* Passage:
★ ★ ★ ★ ★ ★ ★

# Happy & safe 4th



## Barren Realms 007 (Jul 4, 2011)

I hope everyone has a happy and safe 4th.


----------



## stihl88 (Jul 4, 2011)

Happy 4th of July over their guys... Set a rocket or two off for me.


----------



## Claudie (Jul 4, 2011)

We have lost the freedom to use fireworks to celebrate Independence Day here, but it's for our safety.... :|


----------



## Lou (Jul 4, 2011)

Claudie said:


> We have lost the freedom to use fireworks to celebrate Independence Day here, but it's for our safety.... :|




Ah, yes, I love it when it's for my own safety!


Why does it feel that every 4th of July there is less and less freedom to celebrate? I call it Remembrance Day, in remembrance of when I could light off fire crackers legally in the state 

I suppose if I'd blown my fingers off I'd probably sing a different tune?


----------



## joem (Jul 4, 2011)

Have a happy july forth from the guy in the north.


----------



## wrecker45 (Jul 4, 2011)

happy 4th of july from the other guy in the north. :mrgreen: ...Jim


----------



## Claudie (Jul 4, 2011)

Lou said:


> Claudie said:
> 
> 
> > We have lost the freedom to use fireworks to celebrate Independence Day here, but it's for our safety.... :|
> ...

★ ★ ★ ★ ★ ★ ★

* Extracted entries:
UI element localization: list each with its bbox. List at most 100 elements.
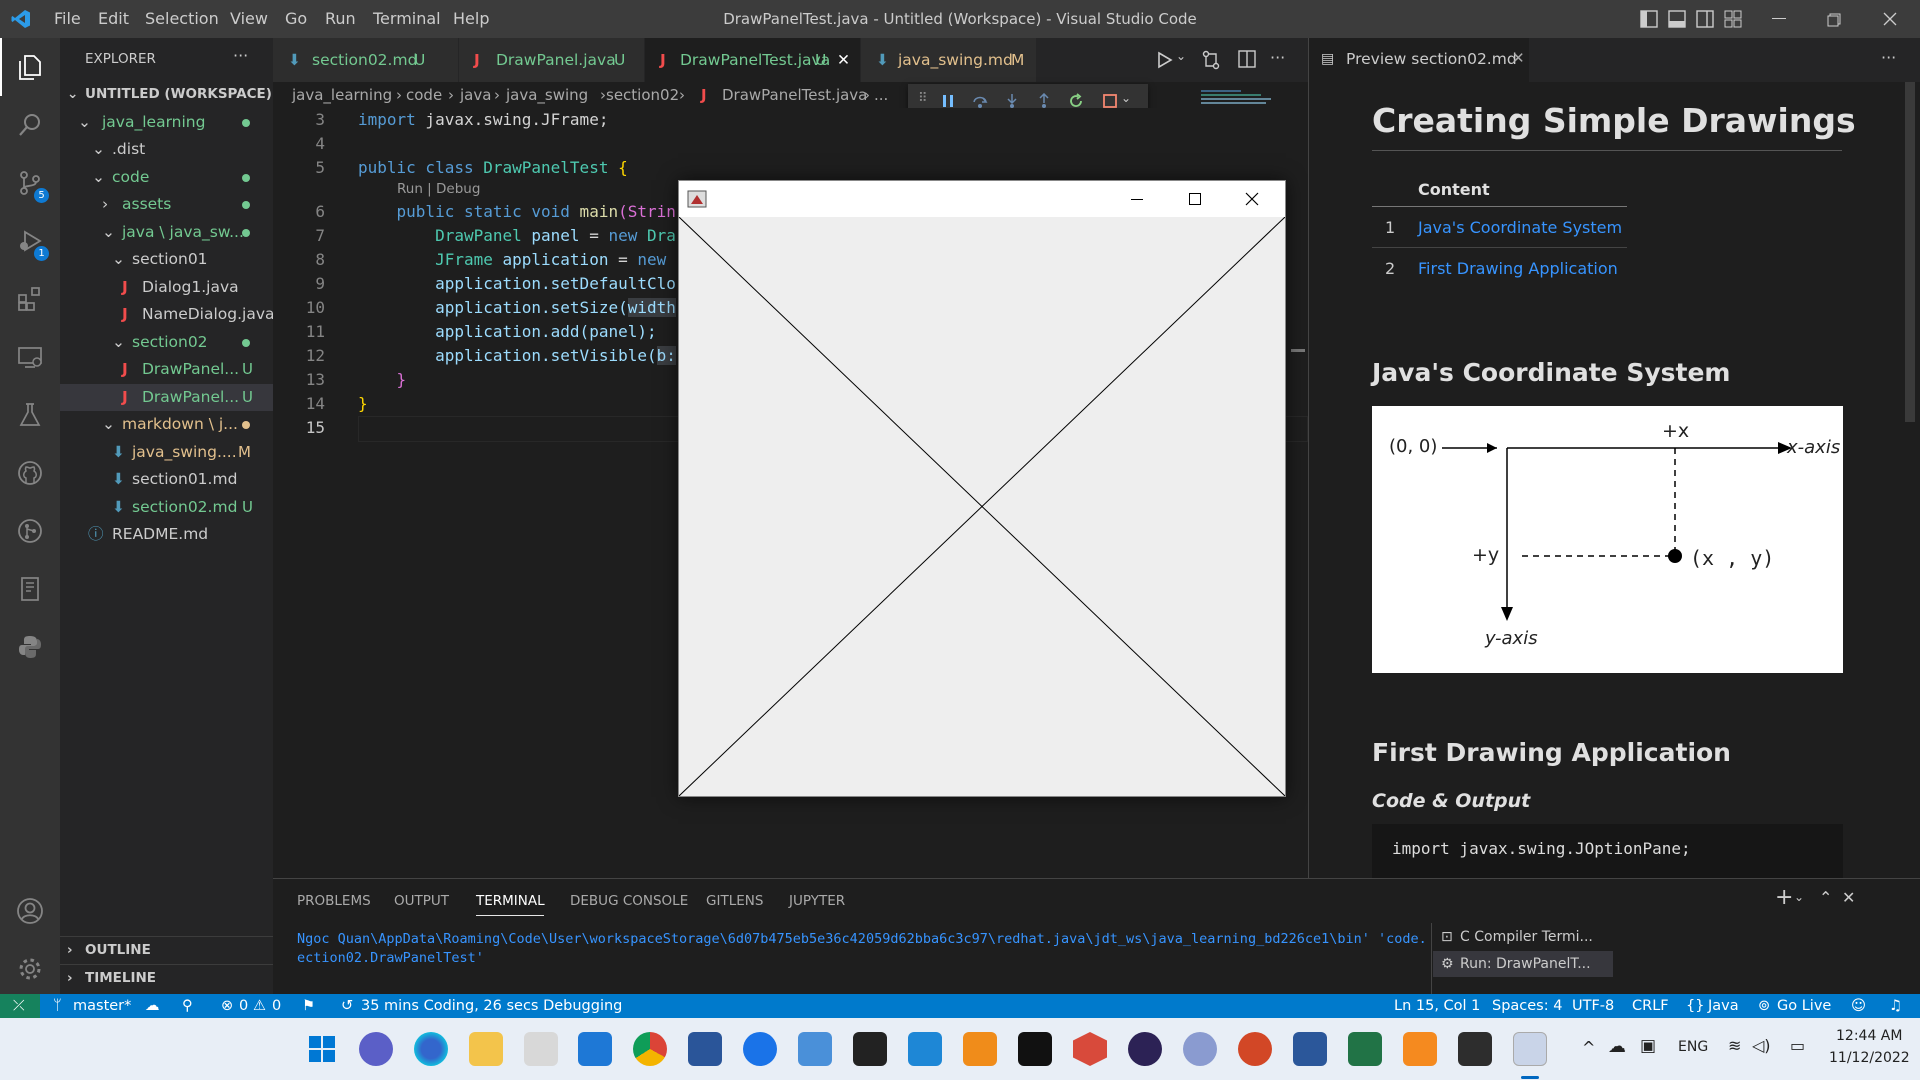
- errors-icon[interactable]: ⊗: [221, 994, 233, 1018]
- feedback-icon[interactable]: ☺: [1851, 994, 1866, 1018]
- timeline-section[interactable]: › TIMELINE: [60, 965, 273, 992]
- panel-tab-output[interactable]: OUTPUT: [394, 893, 449, 909]
- jframe-titlebar[interactable]: [679, 181, 1285, 217]
- folder-section01[interactable]: ⌄ section01: [60, 246, 273, 273]
- editor-more-icon[interactable]: ···: [1270, 48, 1285, 67]
- wifi-icon[interactable]: ≋: [1728, 1036, 1741, 1055]
- jframe-window[interactable]: [678, 180, 1286, 797]
- toc-link-first-drawing[interactable]: First Drawing Application: [1418, 259, 1618, 278]
- explorer-more-button[interactable]: ···: [233, 46, 248, 65]
- status-errors[interactable]: 0: [239, 994, 248, 1018]
- drag-handle-icon[interactable]: ⠿: [918, 91, 928, 106]
- toggle-sidebar-icon[interactable]: [1640, 10, 1658, 28]
- minimap[interactable]: [1201, 88, 1286, 118]
- status-golive[interactable]: Go Live: [1777, 994, 1831, 1018]
- chrome-icon[interactable]: [633, 1032, 667, 1066]
- battery-icon[interactable]: ▭: [1790, 1036, 1805, 1055]
- panel-tab-gitlens[interactable]: GITLENS: [706, 893, 763, 909]
- branch-icon[interactable]: ᛘ: [53, 994, 62, 1018]
- explorer-icon[interactable]: [0, 38, 60, 96]
- clock-time[interactable]: 12:44 AM: [1836, 1028, 1902, 1044]
- show-hidden-icons[interactable]: ^: [1582, 1038, 1595, 1057]
- file-dialog1[interactable]: J Dialog1.java: [60, 274, 273, 301]
- terminal-list-run[interactable]: ⚙ Run: DrawPanelT...: [1433, 951, 1613, 977]
- file-drawpanel[interactable]: J DrawPanel... U: [60, 356, 273, 383]
- folder-markdown[interactable]: ⌄ markdown \ j...: [60, 411, 273, 438]
- stop-icon[interactable]: [1102, 93, 1118, 109]
- preview-more-icon[interactable]: ···: [1881, 48, 1896, 67]
- sticky-notes-icon[interactable]: [853, 1032, 887, 1066]
- java-taskbar-icon[interactable]: [1513, 1032, 1547, 1066]
- r-icon[interactable]: [1183, 1032, 1217, 1066]
- intellij-icon[interactable]: [1018, 1032, 1052, 1066]
- status-encoding[interactable]: UTF-8: [1572, 994, 1614, 1018]
- run-dropdown-icon[interactable]: ⌄: [1176, 49, 1186, 63]
- menu-go[interactable]: Go: [285, 0, 307, 38]
- vscode-taskbar-icon[interactable]: [908, 1032, 942, 1066]
- folder-java-swing[interactable]: ⌄ java \ java_sw...: [60, 219, 273, 246]
- app-hex-icon[interactable]: [1073, 1032, 1107, 1066]
- split-editor-icon[interactable]: [1238, 50, 1256, 68]
- step-over-icon[interactable]: [972, 93, 988, 109]
- github-icon[interactable]: [0, 444, 60, 502]
- outline-section[interactable]: › OUTLINE: [60, 937, 273, 964]
- powerpoint-icon[interactable]: [1238, 1032, 1272, 1066]
- menu-view[interactable]: View: [230, 0, 268, 38]
- notebook-icon[interactable]: [0, 560, 60, 618]
- onedrive-icon[interactable]: ☁: [1608, 1036, 1626, 1057]
- toggle-secondary-sidebar-icon[interactable]: [1696, 10, 1714, 28]
- jframe-minimize-icon[interactable]: [1131, 199, 1143, 200]
- menu-selection[interactable]: Selection: [145, 0, 219, 38]
- menu-edit[interactable]: Edit: [98, 0, 129, 38]
- panel-tab-problems[interactable]: PROBLEMS: [297, 893, 371, 909]
- manage-gear-icon[interactable]: [0, 940, 60, 998]
- tab-preview-section02[interactable]: ▤ Preview section02.md ✕: [1309, 38, 1529, 82]
- maps-icon[interactable]: [743, 1032, 777, 1066]
- extensions-icon[interactable]: [0, 270, 60, 328]
- terminal-list-c-compiler[interactable]: ⊡ C Compiler Termi...: [1433, 924, 1613, 950]
- notifications-bell-icon[interactable]: ♫: [1889, 994, 1902, 1018]
- close-panel-icon[interactable]: ✕: [1842, 888, 1855, 907]
- status-coding-time[interactable]: 35 mins Coding, 26 secs Debugging: [361, 994, 622, 1018]
- menu-file[interactable]: File: [54, 0, 81, 38]
- eclipse-icon[interactable]: [1128, 1032, 1162, 1066]
- restart-icon[interactable]: [1068, 93, 1084, 109]
- snipping-icon[interactable]: [688, 1032, 722, 1066]
- menu-run[interactable]: Run: [325, 0, 356, 38]
- file-section02-md[interactable]: ⬇ section02.md U: [60, 494, 273, 521]
- folder-section02[interactable]: ⌄ section02: [60, 329, 273, 356]
- preview-scrollbar[interactable]: [1905, 82, 1915, 422]
- edge-icon[interactable]: [414, 1032, 448, 1066]
- file-java-swing-md[interactable]: ⬇ java_swing.... M: [60, 439, 273, 466]
- word-icon[interactable]: [1293, 1032, 1327, 1066]
- sublime-icon[interactable]: [963, 1032, 997, 1066]
- start-icon[interactable]: [305, 1032, 339, 1066]
- toggle-panel-icon[interactable]: [1668, 10, 1686, 28]
- status-position[interactable]: Ln 15, Col 1: [1394, 994, 1480, 1018]
- tab-section02-md[interactable]: ⬇ section02.md U: [273, 38, 458, 82]
- restore-icon[interactable]: [1827, 13, 1841, 27]
- excel-icon[interactable]: [1348, 1032, 1382, 1066]
- status-language[interactable]: Java: [1708, 994, 1739, 1018]
- folder-dist[interactable]: ⌄ .dist: [60, 136, 273, 163]
- warnings-icon[interactable]: ⚠: [253, 994, 266, 1018]
- foxit-icon[interactable]: [1403, 1032, 1437, 1066]
- maximize-panel-icon[interactable]: ⌃: [1819, 888, 1832, 907]
- folder-assets[interactable]: › assets: [60, 191, 273, 218]
- status-eol[interactable]: CRLF: [1632, 994, 1669, 1018]
- compare-changes-icon[interactable]: [1201, 50, 1221, 70]
- file-namedialog[interactable]: J NameDialog.java: [60, 301, 273, 328]
- remote-indicator[interactable]: ⤫: [0, 994, 40, 1018]
- panel-tab-jupyter[interactable]: JUPYTER: [789, 893, 845, 909]
- gitlens-icon[interactable]: [0, 502, 60, 560]
- panel-tab-terminal[interactable]: TERMINAL: [476, 893, 545, 909]
- search-icon[interactable]: [0, 96, 60, 154]
- file-readme[interactable]: ⓘ README.md: [60, 521, 273, 548]
- run-file-icon[interactable]: [1156, 50, 1174, 70]
- file-section01-md[interactable]: ⬇ section01.md: [60, 466, 273, 493]
- testing-icon[interactable]: [0, 386, 60, 444]
- tools-icon[interactable]: [524, 1032, 558, 1066]
- status-warnings[interactable]: 0: [272, 994, 281, 1018]
- teams-chat-icon[interactable]: [359, 1032, 393, 1066]
- minimize-icon[interactable]: [1772, 18, 1786, 19]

★ ★ ★ ★ ★ ★ ★

* Tasks to perform:
**a)** Based on the Fourth of July thread, mark each statement yes or no and quote the words that decide it. (i) stihl88 asks others to set off a rocket or two on that poster's behalf. (ii) Lou calls the holiday Remembrance Day. (iii) joem sends greetings from the south.
**b)** In the Fourth of July thread, which poster signs a message with the name Jim?
**c)** Write the next part of the Fourth of July forum thread, picking up after its final line.

* Written answers:
**a)**
(i) Yes: "Set a rocket or two off for me."
(ii) Yes: "I call it Remembrance Day"
(iii) No: "Have a happy july forth from the guy in the north."

**b)** wrecker45

**c)**
Ah, but you would have been able to do that legally....
How safe do we need to be? If we get much safer we will be required to use safety belts on the toilet. :|


----------



## floppy (Jul 4, 2011)

Happy 4th everyone.


----------



## stihl88 (Jul 4, 2011)

Claudie said:


> We have lost the freedom to use fireworks to celebrate Independence Day here, but it's for our safety.... :|



Ahhh, that's why they've banned it here then? :lol: 

Take a look at this short article on safety, I'm not saying it's funny in the slightest but very ironic.

http://www.msnbc.msn.com/id/43624650/ns/us_news-life/?gt1=43001


----------



## Claudie (Jul 4, 2011)

He may be dead, but he died a free man.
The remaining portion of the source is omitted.